#### MATERIAL

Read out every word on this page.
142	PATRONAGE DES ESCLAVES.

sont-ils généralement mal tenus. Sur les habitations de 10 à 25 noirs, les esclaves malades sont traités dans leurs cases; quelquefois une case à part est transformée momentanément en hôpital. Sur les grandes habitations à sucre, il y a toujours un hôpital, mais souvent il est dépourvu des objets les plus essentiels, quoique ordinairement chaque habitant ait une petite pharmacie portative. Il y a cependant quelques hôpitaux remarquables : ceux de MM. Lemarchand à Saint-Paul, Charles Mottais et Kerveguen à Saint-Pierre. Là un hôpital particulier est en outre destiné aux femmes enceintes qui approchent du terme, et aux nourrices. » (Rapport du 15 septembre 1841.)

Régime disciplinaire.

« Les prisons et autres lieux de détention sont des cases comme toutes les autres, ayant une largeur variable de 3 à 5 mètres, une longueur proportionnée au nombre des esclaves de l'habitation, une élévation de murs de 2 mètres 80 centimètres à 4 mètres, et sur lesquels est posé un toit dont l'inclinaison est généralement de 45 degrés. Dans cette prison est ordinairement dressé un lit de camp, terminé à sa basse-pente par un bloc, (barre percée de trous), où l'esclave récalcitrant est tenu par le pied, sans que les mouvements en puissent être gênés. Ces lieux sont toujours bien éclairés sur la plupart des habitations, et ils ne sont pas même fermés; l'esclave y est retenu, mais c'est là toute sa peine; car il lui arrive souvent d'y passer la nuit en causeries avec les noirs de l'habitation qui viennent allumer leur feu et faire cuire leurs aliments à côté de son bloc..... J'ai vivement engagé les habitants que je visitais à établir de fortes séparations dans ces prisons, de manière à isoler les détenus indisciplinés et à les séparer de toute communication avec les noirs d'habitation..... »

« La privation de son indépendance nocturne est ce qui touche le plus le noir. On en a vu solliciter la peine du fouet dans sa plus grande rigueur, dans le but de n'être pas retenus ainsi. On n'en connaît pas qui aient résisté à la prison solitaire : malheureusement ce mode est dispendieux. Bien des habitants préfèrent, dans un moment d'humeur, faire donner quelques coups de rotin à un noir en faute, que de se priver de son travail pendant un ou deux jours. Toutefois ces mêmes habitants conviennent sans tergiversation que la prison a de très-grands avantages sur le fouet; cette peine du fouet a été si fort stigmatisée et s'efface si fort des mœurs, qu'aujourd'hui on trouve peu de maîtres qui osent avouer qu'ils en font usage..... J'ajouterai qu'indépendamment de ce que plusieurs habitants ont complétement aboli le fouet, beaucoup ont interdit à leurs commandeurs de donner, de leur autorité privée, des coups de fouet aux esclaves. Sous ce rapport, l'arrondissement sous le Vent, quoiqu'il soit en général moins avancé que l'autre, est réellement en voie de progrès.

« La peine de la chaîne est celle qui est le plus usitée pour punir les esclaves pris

########

▸ **WHAT NEEDS TO BE DONE**: Retype the records that precede this task, keeping them exactly the same.

▸ **EXERCISE SOLUTION**:
Read out every word on this page.
142	PATRONAGE DES ESCLAVES.

sont-ils généralement mal tenus. Sur les habitations de 10 à 25 noirs, les esclaves malades sont traités dans leurs cases; quelquefois une case à part est transformée momentanément en hôpital. Sur les grandes habitations à sucre, il y a toujours un hôpital, mais souvent il est dépourvu des objets les plus essentiels, quoique ordinairement chaque habitant ait une petite pharmacie portative. Il y a cependant quelques hôpitaux remarquables : ceux de MM. Lemarchand à Saint-Paul, Charles Mottais et Kerveguen à Saint-Pierre. Là un hôpital particulier est en outre destiné aux femmes enceintes qui approchent du terme, et aux nourrices. » (Rapport du 15 septembre 1841.)

Régime disciplinaire.

« Les prisons et autres lieux de détention sont des cases comme toutes les autres, ayant une largeur variable de 3 à 5 mètres, une longueur proportionnée au nombre des esclaves de l'habitation, une élévation de murs de 2 mètres 80 centimètres à 4 mètres, et sur lesquels est posé un toit dont l'inclinaison est généralement de 45 degrés. Dans cette prison est ordinairement dressé un lit de camp, terminé à sa basse-pente par un bloc, (barre percée de trous), où l'esclave récalcitrant est tenu par le pied, sans que les mouvements en puissent être gênés. Ces lieux sont toujours bien éclairés sur la plupart des habitations, et ils ne sont pas même fermés; l'esclave y est retenu, mais c'est là toute sa peine; car il lui arrive souvent d'y passer la nuit en causeries avec les noirs de l'habitation qui viennent allumer leur feu et faire cuire leurs aliments à côté de son bloc..... J'ai vivement engagé les habitants que je visitais à établir de fortes séparations dans ces prisons, de manière à isoler les détenus indisciplinés et à les séparer de toute communication avec les noirs d'habitation..... »

« La privation de son indépendance nocturne est ce qui touche le plus le noir. On en a vu solliciter la peine du fouet dans sa plus grande rigueur, dans le but de n'être pas retenus ainsi. On n'en connaît pas qui aient résisté à la prison solitaire : malheureusement ce mode est dispendieux. Bien des habitants préfèrent, dans un moment d'humeur, faire donner quelques coups de rotin à un noir en faute, que de se priver de son travail pendant un ou deux jours. Toutefois ces mêmes habitants conviennent sans tergiversation que la prison a de très-grands avantages sur le fouet; cette peine du fouet a été si fort stigmatisée et s'efface si fort des mœurs, qu'aujourd'hui on trouve peu de maîtres qui osent avouer qu'ils en font usage..... J'ajouterai qu'indépendamment de ce que plusieurs habitants ont complétement aboli le fouet, beaucoup ont interdit à leurs commandeurs de donner, de leur autorité privée, des coups de fouet aux esclaves. Sous ce rapport, l'arrondissement sous le Vent, quoiqu'il soit en général moins avancé que l'autre, est réellement en voie de progrès.

« La peine de la chaîne est celle qui est le plus usitée pour punir les esclaves pris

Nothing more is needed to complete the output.